Minggu, 12 April 2020

Perempuan Tanpa Nama

Banyak laki-laki dalam perjalanan hidupnya tidak sengaja bertemu dengan perempuan menarik tapi engga berani ngajak kenalan. Perempuan itu pun pergi berlalu, berujung dengan para laki-laki ini berandai: apa yang terjadi seandainya gue berani ngomong sama dia?

Sama seperti mereka, gue juga seperti itu. Gue sebut perempuan yang pergi berlalu tanpa sempet bertukar nama ini sebagai ‘Perempuan Tanpa Nama’ karena sampai sekarang gue engga tau nama mereka. Beberapa dari mereka sangat membekas di ingatan gue. Inilah dua orang di antaranya:

Satu
            Perempuan Tanpa Nama pertama gue temui ketika masih Sekolah Menengah Pertama. Ketika itu gue masih duduk di kelas 7. Saat masuk SMP, gue dari awal emang niat buat masuk eskul basket. Bukan karena gue ingin populer di sekolah sebagai abas sebutan untuk anak basket, namun gue terinspirasi dari komik yang gue baca waktu SD yaitu Slam Dunk. Berbekal dengan itu gue berniat untuk masuk eskul basket, syukur-syukur gue bisa kaya Rukawa. Buat yang belum pernah baca komik Slam Dunk, Rukawa ini adalah karakter yang kemampuan basketnya luar biasa meskipun masih anak baru dan di sisi lain dia emang cool penampilannya. Akhirnya, gue pun resmi menjadi anak basket di SMP.

Daftar yang Diberikan:
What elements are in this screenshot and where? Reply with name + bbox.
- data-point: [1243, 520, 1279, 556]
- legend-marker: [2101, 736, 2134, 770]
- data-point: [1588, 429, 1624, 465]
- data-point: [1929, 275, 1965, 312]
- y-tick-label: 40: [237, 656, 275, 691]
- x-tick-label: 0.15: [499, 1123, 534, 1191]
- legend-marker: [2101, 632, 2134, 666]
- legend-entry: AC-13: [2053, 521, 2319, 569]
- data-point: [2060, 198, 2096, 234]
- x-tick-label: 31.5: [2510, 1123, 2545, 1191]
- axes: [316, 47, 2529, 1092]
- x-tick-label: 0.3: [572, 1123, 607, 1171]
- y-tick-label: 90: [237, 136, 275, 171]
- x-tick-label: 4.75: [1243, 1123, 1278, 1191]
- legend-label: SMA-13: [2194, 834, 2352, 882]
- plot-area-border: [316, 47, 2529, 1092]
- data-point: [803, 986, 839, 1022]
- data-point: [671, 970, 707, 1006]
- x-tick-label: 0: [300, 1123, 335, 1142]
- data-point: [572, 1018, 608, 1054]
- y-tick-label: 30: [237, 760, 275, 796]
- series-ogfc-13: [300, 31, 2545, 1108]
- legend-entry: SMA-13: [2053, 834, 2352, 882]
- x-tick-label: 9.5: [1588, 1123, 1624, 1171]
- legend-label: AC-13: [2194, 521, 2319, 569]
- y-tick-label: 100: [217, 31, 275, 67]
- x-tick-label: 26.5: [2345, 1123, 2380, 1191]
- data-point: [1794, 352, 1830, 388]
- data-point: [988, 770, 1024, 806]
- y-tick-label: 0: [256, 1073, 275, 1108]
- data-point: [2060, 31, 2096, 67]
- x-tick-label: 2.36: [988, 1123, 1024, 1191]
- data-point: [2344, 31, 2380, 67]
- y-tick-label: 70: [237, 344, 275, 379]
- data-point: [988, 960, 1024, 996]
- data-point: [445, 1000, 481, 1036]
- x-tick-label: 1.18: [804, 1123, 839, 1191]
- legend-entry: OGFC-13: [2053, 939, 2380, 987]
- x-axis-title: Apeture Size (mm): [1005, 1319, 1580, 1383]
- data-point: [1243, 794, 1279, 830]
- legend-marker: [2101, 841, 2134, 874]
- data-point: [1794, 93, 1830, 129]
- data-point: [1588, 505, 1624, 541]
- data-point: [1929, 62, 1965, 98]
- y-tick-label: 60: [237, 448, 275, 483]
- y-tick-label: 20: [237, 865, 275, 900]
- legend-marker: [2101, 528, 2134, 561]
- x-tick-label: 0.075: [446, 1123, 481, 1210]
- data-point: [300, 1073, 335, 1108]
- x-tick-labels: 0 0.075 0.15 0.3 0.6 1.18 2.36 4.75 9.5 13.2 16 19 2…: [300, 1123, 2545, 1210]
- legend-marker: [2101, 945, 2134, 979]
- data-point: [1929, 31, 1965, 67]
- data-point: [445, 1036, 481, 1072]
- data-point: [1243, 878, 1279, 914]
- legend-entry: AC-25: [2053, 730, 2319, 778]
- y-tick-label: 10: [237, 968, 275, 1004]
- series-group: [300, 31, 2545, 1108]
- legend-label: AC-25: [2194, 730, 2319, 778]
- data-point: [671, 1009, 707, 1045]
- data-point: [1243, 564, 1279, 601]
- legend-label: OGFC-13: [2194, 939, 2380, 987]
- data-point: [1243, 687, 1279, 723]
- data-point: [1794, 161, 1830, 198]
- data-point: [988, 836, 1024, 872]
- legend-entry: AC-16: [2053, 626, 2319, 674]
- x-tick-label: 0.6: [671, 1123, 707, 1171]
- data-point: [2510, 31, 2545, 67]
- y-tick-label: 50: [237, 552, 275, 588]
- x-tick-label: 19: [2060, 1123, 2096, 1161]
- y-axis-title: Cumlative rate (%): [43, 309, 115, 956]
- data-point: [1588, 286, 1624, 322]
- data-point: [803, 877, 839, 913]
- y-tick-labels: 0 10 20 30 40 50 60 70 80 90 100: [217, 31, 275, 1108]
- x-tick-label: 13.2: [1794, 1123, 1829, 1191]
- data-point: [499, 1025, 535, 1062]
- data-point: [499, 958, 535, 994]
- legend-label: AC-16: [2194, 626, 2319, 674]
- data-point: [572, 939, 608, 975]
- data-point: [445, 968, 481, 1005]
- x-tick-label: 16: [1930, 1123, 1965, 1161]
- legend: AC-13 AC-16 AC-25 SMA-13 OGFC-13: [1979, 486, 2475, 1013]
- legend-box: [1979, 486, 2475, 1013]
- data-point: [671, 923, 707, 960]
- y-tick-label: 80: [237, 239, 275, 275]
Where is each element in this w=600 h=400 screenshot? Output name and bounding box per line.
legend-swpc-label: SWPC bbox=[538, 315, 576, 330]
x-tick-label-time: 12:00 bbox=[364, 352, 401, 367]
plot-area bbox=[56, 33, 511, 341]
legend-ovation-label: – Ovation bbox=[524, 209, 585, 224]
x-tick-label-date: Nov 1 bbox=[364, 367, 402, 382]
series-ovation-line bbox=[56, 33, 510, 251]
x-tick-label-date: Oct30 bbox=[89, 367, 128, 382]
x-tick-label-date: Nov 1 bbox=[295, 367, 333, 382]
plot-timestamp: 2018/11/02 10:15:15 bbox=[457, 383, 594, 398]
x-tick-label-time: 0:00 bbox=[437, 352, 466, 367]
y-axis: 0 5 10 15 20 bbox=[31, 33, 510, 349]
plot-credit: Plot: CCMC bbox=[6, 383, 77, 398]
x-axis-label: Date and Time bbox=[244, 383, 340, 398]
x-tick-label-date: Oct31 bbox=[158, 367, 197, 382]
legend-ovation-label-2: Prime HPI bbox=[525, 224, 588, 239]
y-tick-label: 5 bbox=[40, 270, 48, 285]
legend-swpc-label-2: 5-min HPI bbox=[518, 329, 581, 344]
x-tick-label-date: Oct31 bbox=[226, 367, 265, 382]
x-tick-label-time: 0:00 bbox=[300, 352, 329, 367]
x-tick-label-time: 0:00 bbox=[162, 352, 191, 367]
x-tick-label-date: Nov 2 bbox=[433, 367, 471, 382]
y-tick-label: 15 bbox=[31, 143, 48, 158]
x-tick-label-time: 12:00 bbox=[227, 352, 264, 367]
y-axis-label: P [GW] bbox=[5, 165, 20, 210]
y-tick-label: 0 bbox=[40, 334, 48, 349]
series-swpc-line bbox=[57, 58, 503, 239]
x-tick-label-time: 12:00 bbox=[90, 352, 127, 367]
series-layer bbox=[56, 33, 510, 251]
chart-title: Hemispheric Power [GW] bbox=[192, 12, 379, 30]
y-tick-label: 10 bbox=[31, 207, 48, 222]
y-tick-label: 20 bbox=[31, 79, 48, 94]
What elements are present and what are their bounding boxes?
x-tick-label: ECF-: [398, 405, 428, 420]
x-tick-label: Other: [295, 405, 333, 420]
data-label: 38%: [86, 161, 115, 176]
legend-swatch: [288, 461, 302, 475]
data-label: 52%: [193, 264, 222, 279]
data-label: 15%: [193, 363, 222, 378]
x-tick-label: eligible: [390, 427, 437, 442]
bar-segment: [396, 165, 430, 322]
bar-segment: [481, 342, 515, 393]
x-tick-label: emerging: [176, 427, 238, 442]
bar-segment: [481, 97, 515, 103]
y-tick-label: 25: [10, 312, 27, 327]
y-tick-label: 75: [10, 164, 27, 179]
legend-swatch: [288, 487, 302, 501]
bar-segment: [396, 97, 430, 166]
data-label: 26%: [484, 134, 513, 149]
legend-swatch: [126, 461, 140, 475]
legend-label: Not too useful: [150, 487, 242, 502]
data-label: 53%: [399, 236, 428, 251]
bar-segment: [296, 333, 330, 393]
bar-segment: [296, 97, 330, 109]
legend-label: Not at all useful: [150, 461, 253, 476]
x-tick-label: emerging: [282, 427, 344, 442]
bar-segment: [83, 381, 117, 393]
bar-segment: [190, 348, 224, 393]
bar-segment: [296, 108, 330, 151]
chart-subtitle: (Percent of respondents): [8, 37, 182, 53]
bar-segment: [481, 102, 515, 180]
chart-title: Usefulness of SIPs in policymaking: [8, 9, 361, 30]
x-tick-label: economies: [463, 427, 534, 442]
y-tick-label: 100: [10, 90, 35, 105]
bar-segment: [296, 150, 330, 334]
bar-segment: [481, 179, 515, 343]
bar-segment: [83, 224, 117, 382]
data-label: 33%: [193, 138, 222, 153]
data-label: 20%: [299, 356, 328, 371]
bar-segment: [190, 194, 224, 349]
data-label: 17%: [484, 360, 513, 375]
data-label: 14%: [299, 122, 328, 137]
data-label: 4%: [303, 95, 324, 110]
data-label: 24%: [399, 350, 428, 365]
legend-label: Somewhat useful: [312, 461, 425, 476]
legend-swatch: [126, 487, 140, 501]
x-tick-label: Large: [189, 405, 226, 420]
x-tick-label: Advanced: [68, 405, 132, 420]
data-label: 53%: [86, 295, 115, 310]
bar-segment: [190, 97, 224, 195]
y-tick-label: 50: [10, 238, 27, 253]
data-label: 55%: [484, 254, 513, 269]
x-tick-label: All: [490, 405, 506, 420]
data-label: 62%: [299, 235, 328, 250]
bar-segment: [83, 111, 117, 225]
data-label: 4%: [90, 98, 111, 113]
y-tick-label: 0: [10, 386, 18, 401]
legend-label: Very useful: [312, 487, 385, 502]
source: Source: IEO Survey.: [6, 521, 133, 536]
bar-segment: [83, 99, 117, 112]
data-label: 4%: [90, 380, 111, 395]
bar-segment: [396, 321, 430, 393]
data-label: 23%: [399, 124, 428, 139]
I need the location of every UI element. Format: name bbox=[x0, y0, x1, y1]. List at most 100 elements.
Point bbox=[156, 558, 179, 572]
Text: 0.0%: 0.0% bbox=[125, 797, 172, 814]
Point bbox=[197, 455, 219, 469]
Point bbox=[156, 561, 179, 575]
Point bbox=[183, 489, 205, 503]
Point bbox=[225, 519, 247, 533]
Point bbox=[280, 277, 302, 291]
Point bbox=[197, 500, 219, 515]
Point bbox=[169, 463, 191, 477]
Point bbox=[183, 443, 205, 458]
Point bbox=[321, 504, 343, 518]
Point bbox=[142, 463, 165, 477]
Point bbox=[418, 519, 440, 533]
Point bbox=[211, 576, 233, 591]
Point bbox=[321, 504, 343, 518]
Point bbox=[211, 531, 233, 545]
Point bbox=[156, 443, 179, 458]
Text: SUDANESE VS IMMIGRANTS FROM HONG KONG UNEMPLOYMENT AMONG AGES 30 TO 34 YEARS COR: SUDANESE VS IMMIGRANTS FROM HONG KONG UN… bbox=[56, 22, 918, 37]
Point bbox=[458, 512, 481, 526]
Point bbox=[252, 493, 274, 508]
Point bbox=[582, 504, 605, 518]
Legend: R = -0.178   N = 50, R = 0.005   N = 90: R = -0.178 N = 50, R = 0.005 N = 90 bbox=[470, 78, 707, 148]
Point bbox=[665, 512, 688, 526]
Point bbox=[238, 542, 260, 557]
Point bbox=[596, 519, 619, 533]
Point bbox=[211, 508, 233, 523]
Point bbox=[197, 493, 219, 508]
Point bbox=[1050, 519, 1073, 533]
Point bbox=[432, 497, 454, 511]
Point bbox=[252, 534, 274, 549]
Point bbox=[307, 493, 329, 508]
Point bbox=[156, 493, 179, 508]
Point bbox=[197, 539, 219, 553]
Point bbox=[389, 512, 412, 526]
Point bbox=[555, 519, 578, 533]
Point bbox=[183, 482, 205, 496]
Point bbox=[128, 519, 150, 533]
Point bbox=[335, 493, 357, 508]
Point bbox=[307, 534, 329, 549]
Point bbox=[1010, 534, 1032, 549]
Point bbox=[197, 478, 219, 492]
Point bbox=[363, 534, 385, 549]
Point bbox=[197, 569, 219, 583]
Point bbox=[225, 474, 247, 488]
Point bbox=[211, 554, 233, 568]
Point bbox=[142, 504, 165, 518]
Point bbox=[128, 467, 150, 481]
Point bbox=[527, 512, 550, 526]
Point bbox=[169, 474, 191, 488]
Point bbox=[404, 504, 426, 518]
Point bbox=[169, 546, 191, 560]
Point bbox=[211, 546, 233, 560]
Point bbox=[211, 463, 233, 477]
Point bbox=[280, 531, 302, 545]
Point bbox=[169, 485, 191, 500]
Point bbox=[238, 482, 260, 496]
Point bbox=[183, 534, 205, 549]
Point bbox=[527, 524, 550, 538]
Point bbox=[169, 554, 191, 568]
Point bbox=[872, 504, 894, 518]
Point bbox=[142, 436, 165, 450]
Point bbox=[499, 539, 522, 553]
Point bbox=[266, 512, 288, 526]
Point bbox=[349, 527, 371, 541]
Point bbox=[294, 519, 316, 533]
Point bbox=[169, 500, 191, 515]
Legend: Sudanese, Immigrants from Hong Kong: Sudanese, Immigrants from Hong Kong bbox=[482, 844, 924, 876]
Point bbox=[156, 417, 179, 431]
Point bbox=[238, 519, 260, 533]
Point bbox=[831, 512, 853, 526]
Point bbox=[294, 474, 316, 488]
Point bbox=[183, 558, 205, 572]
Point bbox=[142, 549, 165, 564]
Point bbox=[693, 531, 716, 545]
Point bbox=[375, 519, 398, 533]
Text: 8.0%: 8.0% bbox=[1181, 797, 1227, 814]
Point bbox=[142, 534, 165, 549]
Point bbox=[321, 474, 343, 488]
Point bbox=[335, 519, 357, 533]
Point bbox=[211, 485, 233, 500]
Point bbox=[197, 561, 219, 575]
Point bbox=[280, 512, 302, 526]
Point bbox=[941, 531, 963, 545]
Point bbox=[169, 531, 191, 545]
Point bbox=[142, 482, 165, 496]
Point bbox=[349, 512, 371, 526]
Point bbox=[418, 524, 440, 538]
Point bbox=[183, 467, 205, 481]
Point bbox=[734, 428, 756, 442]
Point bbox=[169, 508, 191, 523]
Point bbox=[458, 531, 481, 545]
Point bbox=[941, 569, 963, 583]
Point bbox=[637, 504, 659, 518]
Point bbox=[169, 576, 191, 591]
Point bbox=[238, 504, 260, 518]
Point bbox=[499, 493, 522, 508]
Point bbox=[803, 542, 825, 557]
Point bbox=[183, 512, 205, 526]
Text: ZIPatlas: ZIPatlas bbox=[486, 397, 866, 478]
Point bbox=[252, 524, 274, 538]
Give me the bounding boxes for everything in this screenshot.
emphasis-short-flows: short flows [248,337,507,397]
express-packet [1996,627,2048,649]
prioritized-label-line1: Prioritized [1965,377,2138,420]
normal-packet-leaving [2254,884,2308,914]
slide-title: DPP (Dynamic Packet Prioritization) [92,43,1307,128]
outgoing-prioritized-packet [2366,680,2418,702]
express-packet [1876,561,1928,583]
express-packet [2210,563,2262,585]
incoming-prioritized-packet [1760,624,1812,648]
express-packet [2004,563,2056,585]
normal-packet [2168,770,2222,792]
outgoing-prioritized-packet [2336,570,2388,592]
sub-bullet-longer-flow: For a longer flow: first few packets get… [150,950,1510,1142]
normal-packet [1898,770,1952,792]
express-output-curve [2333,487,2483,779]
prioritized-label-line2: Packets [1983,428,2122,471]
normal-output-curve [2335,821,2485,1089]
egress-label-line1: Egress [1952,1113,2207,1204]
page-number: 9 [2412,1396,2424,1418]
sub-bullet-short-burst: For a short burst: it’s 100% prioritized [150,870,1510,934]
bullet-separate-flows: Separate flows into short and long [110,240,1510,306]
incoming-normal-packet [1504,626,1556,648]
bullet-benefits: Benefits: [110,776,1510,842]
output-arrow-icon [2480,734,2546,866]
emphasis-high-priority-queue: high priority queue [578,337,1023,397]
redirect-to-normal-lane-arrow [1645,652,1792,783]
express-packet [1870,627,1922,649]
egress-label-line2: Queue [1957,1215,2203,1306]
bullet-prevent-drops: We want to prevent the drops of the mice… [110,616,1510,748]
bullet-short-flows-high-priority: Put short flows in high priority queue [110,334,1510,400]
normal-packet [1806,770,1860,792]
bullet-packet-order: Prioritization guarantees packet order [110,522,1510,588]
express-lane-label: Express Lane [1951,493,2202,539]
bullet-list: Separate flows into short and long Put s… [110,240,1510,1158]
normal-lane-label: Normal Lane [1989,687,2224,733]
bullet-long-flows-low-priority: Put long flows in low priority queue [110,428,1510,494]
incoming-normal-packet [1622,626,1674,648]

Tugas Tertulis 1:
Tulis ulang seluruh isi daftar dari baris pertamanya sampai baris yang memuat "- legend-label: AC-13: [2194, 521, 2319, 569]", kedua ujung ikut disertakan. Ganti setiap "data-point" dengan "titik-data" dan biarkan bagian lain tetap sama.
Tugas Tertulis 2:
Lanjutkan tulisan tentang Perempuan Tanpa Nama mulai setelah kalimat terakhir yang ditampilkan.

Hasil Latihan 1:
What elements are in this screenshot and where? Reply with name + bbox.
- titik-data: [1243, 520, 1279, 556]
- legend-marker: [2101, 736, 2134, 770]
- titik-data: [1588, 429, 1624, 465]
- titik-data: [1929, 275, 1965, 312]
- y-tick-label: 40: [237, 656, 275, 691]
- x-tick-label: 0.15: [499, 1123, 534, 1191]
- legend-marker: [2101, 632, 2134, 666]
- legend-entry: AC-13: [2053, 521, 2319, 569]
- titik-data: [2060, 198, 2096, 234]
- x-tick-label: 31.5: [2510, 1123, 2545, 1191]
- axes: [316, 47, 2529, 1092]
- x-tick-label: 0.3: [572, 1123, 607, 1171]
- y-tick-label: 90: [237, 136, 275, 171]
- x-tick-label: 4.75: [1243, 1123, 1278, 1191]
- legend-label: SMA-13: [2194, 834, 2352, 882]
- plot-area-border: [316, 47, 2529, 1092]
- titik-data: [803, 986, 839, 1022]
- titik-data: [671, 970, 707, 1006]
- x-tick-label: 0: [300, 1123, 335, 1142]
- titik-data: [572, 1018, 608, 1054]
- y-tick-label: 30: [237, 760, 275, 796]
- series-ogfc-13: [300, 31, 2545, 1108]
- legend-entry: SMA-13: [2053, 834, 2352, 882]
- x-tick-label: 9.5: [1588, 1123, 1624, 1171]
- legend-label: AC-13: [2194, 521, 2319, 569]

Hasil Latihan 2:
            Gue menjalani latihan sangat rutin yaitu tiga minggu sekali dan seharinya memakan waktu dua jam. Gue belajar dasar-dasar bermain basket, mulai dari dribble, passing, rebound, shooting, dan lay up. Setelah latihan sekitar empat bulan, tim memutuskan untuk ikut serta dalam turnamen 41 Cup yang tentunya dihelat oleh SMPN 41 Jakarta. Hari pertandingan pun tiba. Gue dan beberapa temen gue saat itu berangkat dengan naik angkot yang mana semestinya kita mulai tanding jam dua tapi gue baru sampe jam dua lewat lima belas. Angkot sialan emang itu, jalannya lambat banget. Untungnya, pertandingan sebelumnya agak ngaret, jadi tim kita terselamatkan.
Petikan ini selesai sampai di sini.